§ **DATA**

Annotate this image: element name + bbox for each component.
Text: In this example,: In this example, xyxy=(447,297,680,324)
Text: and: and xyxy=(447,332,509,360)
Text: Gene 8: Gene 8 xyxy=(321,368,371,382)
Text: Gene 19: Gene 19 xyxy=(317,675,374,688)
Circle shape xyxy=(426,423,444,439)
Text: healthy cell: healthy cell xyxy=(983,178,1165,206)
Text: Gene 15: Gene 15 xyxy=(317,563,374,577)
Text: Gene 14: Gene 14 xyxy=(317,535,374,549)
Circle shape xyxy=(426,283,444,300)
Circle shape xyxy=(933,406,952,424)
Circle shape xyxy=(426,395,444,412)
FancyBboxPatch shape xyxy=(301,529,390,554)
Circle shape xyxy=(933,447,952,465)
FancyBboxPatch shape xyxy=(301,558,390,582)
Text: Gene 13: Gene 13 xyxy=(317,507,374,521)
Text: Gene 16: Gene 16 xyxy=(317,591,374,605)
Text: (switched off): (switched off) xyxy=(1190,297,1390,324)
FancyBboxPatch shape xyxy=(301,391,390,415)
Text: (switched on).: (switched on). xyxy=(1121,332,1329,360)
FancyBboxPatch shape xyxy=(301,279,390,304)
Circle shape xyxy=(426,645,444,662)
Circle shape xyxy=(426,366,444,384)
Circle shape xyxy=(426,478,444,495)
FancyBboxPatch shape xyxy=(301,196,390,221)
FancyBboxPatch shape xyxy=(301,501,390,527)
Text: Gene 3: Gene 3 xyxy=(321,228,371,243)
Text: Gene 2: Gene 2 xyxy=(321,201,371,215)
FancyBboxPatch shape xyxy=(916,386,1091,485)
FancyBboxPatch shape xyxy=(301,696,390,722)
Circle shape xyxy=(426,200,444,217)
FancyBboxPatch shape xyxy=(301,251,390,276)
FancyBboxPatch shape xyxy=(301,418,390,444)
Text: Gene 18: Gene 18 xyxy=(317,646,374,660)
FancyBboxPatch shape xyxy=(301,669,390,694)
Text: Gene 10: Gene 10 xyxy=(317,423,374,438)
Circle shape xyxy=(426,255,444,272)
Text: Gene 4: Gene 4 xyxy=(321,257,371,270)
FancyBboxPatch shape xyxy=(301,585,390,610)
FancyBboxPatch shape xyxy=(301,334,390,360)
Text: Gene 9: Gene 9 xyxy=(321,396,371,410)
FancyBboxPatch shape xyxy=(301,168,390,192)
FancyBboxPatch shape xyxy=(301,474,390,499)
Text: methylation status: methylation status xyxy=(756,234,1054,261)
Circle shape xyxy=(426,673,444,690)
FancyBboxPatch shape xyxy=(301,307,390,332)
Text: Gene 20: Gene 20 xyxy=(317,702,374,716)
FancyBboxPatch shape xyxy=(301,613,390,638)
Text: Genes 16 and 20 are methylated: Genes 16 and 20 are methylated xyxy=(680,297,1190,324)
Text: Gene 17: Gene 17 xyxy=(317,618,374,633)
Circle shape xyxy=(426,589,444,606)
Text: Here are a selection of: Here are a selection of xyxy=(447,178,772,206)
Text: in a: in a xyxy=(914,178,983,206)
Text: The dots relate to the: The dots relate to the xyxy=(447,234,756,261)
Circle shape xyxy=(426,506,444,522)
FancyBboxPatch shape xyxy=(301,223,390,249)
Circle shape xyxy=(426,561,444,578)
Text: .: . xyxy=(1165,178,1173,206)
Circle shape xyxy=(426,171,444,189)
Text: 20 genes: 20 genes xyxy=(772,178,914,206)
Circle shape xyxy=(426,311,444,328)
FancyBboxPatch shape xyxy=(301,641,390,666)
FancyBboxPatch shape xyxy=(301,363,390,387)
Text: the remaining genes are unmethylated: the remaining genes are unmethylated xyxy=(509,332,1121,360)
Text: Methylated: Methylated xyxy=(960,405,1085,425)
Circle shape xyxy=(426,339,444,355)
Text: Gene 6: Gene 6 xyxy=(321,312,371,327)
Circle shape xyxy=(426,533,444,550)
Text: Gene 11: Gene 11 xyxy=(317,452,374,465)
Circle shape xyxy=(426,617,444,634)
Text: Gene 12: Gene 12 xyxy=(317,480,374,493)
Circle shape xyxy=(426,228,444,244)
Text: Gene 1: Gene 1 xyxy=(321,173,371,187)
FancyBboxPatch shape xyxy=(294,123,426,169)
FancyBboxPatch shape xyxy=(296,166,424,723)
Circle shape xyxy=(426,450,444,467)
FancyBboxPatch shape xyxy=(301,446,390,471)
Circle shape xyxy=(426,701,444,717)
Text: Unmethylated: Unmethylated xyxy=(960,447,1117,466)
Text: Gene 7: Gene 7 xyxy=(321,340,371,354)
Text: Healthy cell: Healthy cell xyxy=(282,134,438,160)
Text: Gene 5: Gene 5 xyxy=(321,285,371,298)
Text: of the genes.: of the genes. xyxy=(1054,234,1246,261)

§ **ACTIVITY**
Repeat the data word for word.

§ **ANSWER**
Annotate this image: element name + bbox for each component.
Text: In this example,: In this example, xyxy=(447,297,680,324)
Text: and: and xyxy=(447,332,509,360)
Text: Gene 8: Gene 8 xyxy=(321,368,371,382)
Text: Gene 19: Gene 19 xyxy=(317,675,374,688)
Circle shape xyxy=(426,423,444,439)
Text: healthy cell: healthy cell xyxy=(983,178,1165,206)
Text: Gene 15: Gene 15 xyxy=(317,563,374,577)
Text: Gene 14: Gene 14 xyxy=(317,535,374,549)
Circle shape xyxy=(426,283,444,300)
Circle shape xyxy=(933,406,952,424)
Circle shape xyxy=(426,395,444,412)
FancyBboxPatch shape xyxy=(301,529,390,554)
Circle shape xyxy=(933,447,952,465)
FancyBboxPatch shape xyxy=(301,558,390,582)
Text: Gene 13: Gene 13 xyxy=(317,507,374,521)
Text: Gene 16: Gene 16 xyxy=(317,591,374,605)
Text: (switched off): (switched off) xyxy=(1190,297,1390,324)
FancyBboxPatch shape xyxy=(301,391,390,415)
Text: (switched on).: (switched on). xyxy=(1121,332,1329,360)
FancyBboxPatch shape xyxy=(301,279,390,304)
Circle shape xyxy=(426,645,444,662)
Circle shape xyxy=(426,366,444,384)
Circle shape xyxy=(426,478,444,495)
FancyBboxPatch shape xyxy=(301,196,390,221)
FancyBboxPatch shape xyxy=(301,501,390,527)
Text: Gene 3: Gene 3 xyxy=(321,228,371,243)
Text: Gene 2: Gene 2 xyxy=(321,201,371,215)
FancyBboxPatch shape xyxy=(916,386,1091,485)
FancyBboxPatch shape xyxy=(301,696,390,722)
Circle shape xyxy=(426,200,444,217)
FancyBboxPatch shape xyxy=(301,251,390,276)
FancyBboxPatch shape xyxy=(301,418,390,444)
Text: Gene 18: Gene 18 xyxy=(317,646,374,660)
FancyBboxPatch shape xyxy=(301,669,390,694)
Text: Gene 10: Gene 10 xyxy=(317,423,374,438)
Circle shape xyxy=(426,255,444,272)
Text: Gene 4: Gene 4 xyxy=(321,257,371,270)
FancyBboxPatch shape xyxy=(301,585,390,610)
FancyBboxPatch shape xyxy=(301,334,390,360)
Text: Gene 9: Gene 9 xyxy=(321,396,371,410)
FancyBboxPatch shape xyxy=(301,168,390,192)
FancyBboxPatch shape xyxy=(301,474,390,499)
Text: methylation status: methylation status xyxy=(756,234,1054,261)
Circle shape xyxy=(426,673,444,690)
FancyBboxPatch shape xyxy=(301,307,390,332)
Text: Gene 20: Gene 20 xyxy=(317,702,374,716)
FancyBboxPatch shape xyxy=(301,613,390,638)
Text: Genes 16 and 20 are methylated: Genes 16 and 20 are methylated xyxy=(680,297,1190,324)
Text: Gene 17: Gene 17 xyxy=(317,618,374,633)
Circle shape xyxy=(426,589,444,606)
Text: Here are a selection of: Here are a selection of xyxy=(447,178,772,206)
Text: in a: in a xyxy=(914,178,983,206)
Text: The dots relate to the: The dots relate to the xyxy=(447,234,756,261)
Circle shape xyxy=(426,506,444,522)
FancyBboxPatch shape xyxy=(301,223,390,249)
Circle shape xyxy=(426,561,444,578)
Text: .: . xyxy=(1165,178,1173,206)
Circle shape xyxy=(426,171,444,189)
Text: 20 genes: 20 genes xyxy=(772,178,914,206)
Circle shape xyxy=(426,311,444,328)
FancyBboxPatch shape xyxy=(301,641,390,666)
FancyBboxPatch shape xyxy=(301,363,390,387)
Text: the remaining genes are unmethylated: the remaining genes are unmethylated xyxy=(509,332,1121,360)
Text: Methylated: Methylated xyxy=(960,405,1085,425)
Circle shape xyxy=(426,339,444,355)
Text: Gene 6: Gene 6 xyxy=(321,312,371,327)
Circle shape xyxy=(426,533,444,550)
Text: Gene 11: Gene 11 xyxy=(317,452,374,465)
Circle shape xyxy=(426,617,444,634)
Text: Gene 12: Gene 12 xyxy=(317,480,374,493)
Circle shape xyxy=(426,228,444,244)
Text: Gene 1: Gene 1 xyxy=(321,173,371,187)
FancyBboxPatch shape xyxy=(294,123,426,169)
FancyBboxPatch shape xyxy=(296,166,424,723)
Circle shape xyxy=(426,450,444,467)
FancyBboxPatch shape xyxy=(301,446,390,471)
Circle shape xyxy=(426,701,444,717)
Text: Unmethylated: Unmethylated xyxy=(960,447,1117,466)
Text: Gene 7: Gene 7 xyxy=(321,340,371,354)
Text: Healthy cell: Healthy cell xyxy=(282,134,438,160)
Text: Gene 5: Gene 5 xyxy=(321,285,371,298)
Text: of the genes.: of the genes. xyxy=(1054,234,1246,261)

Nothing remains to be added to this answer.